-- Data excerpts start --

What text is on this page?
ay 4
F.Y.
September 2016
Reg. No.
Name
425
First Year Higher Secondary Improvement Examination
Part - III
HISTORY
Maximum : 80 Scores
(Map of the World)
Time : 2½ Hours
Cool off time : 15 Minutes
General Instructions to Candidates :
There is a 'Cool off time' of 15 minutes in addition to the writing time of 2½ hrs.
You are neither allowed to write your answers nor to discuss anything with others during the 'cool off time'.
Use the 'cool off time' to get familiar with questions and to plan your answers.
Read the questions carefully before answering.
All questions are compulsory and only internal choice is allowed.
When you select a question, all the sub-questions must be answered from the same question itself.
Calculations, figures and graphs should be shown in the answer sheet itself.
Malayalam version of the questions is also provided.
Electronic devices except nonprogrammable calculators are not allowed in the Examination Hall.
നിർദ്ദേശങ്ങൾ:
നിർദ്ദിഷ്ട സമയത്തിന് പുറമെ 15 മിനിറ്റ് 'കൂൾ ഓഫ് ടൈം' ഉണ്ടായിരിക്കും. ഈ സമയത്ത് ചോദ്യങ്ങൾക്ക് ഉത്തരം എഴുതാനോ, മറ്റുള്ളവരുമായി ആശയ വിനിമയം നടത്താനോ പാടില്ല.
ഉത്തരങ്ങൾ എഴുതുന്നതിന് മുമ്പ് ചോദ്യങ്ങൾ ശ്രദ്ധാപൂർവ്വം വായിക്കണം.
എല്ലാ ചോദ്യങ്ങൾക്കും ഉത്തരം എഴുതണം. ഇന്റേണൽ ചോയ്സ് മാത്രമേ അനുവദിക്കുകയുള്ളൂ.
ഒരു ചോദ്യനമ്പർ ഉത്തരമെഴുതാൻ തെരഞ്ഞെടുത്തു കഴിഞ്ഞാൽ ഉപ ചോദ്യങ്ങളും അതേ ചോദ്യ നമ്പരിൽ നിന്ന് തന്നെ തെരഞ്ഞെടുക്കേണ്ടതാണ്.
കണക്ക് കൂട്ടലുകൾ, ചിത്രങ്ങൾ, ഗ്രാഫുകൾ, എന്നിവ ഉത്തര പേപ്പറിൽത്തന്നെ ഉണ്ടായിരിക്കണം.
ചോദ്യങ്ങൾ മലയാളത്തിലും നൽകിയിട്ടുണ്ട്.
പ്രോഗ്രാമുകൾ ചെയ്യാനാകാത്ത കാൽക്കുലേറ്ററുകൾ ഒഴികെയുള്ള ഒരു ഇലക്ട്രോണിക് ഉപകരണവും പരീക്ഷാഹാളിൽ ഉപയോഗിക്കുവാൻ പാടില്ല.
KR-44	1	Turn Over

-- Data excerpts end --
-- Data excerpts start --

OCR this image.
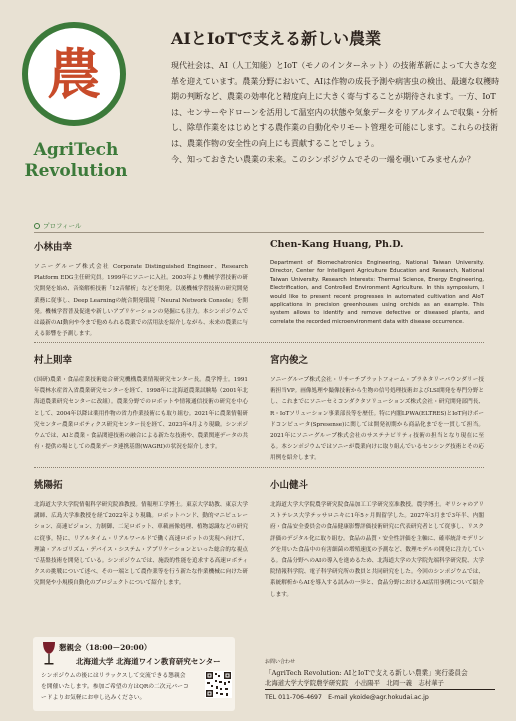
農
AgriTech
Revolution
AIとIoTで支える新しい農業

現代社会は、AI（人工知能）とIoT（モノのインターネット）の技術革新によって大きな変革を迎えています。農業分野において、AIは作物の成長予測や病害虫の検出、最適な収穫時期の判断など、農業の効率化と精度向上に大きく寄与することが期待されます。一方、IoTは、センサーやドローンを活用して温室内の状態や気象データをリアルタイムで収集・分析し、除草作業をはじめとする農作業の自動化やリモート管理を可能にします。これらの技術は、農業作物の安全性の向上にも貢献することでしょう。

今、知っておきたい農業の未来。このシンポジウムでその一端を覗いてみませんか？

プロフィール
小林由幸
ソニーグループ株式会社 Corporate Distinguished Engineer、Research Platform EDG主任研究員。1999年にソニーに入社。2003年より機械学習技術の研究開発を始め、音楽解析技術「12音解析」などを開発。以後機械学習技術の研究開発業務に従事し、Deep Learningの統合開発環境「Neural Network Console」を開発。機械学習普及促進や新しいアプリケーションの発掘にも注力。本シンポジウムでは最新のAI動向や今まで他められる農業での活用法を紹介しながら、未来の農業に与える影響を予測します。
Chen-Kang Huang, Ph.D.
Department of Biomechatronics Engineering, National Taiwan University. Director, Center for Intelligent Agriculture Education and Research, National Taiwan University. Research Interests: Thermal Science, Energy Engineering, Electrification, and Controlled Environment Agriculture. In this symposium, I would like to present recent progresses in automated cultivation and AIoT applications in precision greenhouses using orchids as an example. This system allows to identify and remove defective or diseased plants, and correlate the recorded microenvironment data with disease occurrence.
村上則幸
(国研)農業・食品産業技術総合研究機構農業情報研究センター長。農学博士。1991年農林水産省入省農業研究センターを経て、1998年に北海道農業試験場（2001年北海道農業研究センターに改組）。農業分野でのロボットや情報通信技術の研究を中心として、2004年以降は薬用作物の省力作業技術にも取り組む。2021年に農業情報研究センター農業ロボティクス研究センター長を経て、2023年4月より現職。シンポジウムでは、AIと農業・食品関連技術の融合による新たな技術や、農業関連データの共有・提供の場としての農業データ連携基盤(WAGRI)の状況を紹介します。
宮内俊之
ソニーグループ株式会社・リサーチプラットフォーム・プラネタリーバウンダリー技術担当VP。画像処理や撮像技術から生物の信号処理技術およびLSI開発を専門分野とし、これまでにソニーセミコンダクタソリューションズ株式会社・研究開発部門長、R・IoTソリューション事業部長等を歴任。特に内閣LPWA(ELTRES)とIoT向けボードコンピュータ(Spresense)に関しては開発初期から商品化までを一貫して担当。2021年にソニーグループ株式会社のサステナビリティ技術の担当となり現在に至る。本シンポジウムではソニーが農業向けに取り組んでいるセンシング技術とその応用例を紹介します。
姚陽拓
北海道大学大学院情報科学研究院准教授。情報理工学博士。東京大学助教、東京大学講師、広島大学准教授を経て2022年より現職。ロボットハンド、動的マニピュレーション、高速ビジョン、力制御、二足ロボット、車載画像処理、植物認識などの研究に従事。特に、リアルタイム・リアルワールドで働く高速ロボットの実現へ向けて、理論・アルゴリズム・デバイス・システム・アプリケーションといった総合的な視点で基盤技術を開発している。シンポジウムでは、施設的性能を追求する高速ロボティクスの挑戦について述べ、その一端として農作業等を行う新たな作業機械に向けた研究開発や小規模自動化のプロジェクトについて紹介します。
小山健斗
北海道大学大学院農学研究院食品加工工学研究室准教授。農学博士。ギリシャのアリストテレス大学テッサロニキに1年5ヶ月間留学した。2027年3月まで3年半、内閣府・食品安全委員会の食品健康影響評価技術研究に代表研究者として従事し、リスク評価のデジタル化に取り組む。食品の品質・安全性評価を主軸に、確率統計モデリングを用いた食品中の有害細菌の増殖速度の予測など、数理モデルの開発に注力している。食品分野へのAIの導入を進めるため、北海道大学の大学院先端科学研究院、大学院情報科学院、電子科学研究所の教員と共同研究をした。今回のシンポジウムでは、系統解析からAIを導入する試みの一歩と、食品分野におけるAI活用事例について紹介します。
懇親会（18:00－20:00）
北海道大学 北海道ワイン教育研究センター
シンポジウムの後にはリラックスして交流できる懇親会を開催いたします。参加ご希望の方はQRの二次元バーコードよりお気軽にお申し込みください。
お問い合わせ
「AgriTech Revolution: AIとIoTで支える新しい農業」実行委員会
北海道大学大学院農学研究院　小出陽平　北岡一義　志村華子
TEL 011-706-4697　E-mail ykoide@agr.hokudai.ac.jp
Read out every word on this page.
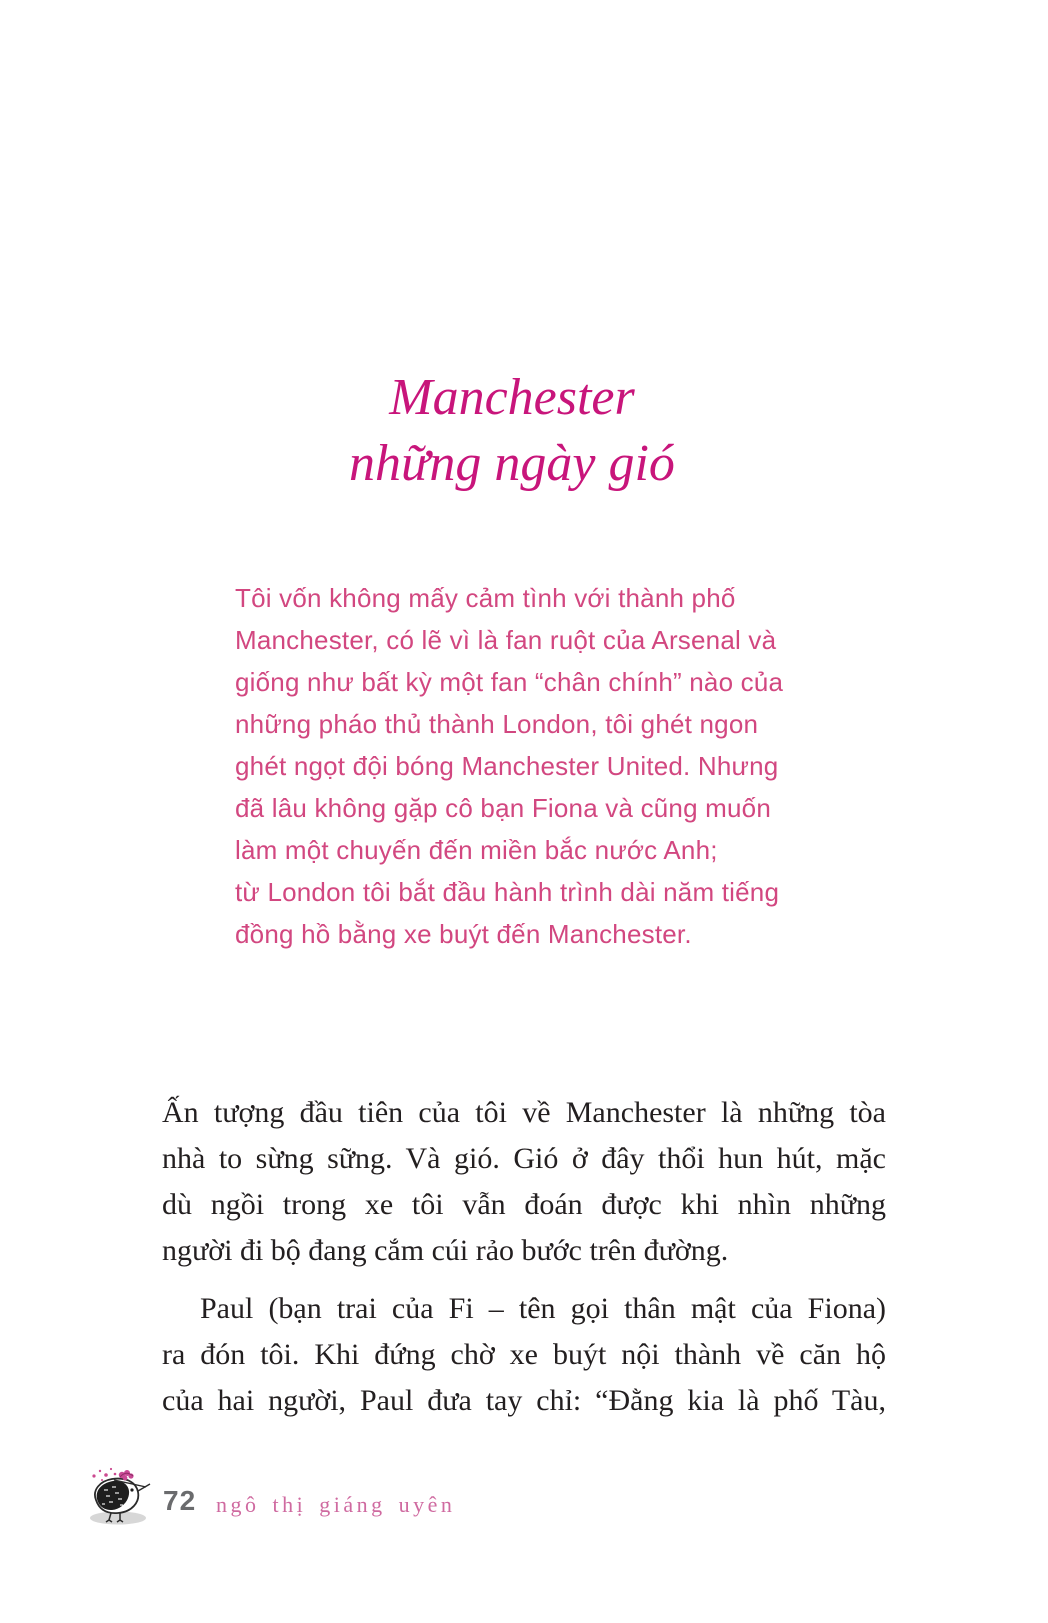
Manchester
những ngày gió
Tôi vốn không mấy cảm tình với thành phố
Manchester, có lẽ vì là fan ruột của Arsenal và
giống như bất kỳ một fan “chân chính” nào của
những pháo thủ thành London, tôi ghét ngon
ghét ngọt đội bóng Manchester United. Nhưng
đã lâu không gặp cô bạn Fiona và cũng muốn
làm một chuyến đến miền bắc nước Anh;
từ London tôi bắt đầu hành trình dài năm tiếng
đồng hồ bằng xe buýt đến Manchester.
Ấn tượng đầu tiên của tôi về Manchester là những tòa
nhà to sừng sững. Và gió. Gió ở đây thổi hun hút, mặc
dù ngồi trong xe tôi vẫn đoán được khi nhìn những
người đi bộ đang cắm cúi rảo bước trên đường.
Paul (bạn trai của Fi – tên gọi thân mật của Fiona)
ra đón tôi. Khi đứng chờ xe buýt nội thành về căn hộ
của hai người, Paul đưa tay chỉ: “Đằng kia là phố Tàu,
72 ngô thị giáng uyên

-- Data excerpts end --

* **Your task**
Say how many lines of the data hold the string "ソニーグループ株式会社". Reply with the number alone.

* **Answer**
2